WHAT THIS TASK INVOLVES >>
Retype every entry word for word.

ENTRIES >>
====================

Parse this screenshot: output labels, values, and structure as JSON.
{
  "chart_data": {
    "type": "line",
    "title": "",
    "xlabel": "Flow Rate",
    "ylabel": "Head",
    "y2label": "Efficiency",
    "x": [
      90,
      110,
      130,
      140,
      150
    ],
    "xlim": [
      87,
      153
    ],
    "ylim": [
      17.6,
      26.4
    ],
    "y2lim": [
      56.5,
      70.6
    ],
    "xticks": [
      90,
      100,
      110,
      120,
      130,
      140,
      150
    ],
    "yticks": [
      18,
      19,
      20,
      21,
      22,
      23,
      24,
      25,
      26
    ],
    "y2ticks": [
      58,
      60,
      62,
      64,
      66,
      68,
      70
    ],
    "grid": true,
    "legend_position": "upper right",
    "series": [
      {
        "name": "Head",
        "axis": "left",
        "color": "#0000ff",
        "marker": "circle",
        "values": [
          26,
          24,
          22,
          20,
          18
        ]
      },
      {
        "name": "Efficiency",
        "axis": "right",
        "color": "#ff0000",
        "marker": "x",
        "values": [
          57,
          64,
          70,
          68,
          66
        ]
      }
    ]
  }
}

====================

RESPONSE >>
Parse this screenshot: output labels, values, and structure as JSON.
{
  "chart_data": {
    "type": "line",
    "title": "",
    "xlabel": "Flow Rate",
    "ylabel": "Head",
    "y2label": "Efficiency",
    "x": [
      90,
      110,
      130,
      140,
      150
    ],
    "xlim": [
      87,
      153
    ],
    "ylim": [
      17.6,
      26.4
    ],
    "y2lim": [
      56.5,
      70.6
    ],
    "xticks": [
      90,
      100,
      110,
      120,
      130,
      140,
      150
    ],
    "yticks": [
      18,
      19,
      20,
      21,
      22,
      23,
      24,
      25,
      26
    ],
    "y2ticks": [
      58,
      60,
      62,
      64,
      66,
      68,
      70
    ],
    "grid": true,
    "legend_position": "upper right",
    "series": [
      {
        "name": "Head",
        "axis": "left",
        "color": "#0000ff",
        "marker": "circle",
        "values": [
          26,
          24,
          22,
          20,
          18
        ]
      },
      {
        "name": "Efficiency",
        "axis": "right",
        "color": "#ff0000",
        "marker": "x",
        "values": [
          57,
          64,
          70,
          68,
          66
        ]
      }
    ]
  }
}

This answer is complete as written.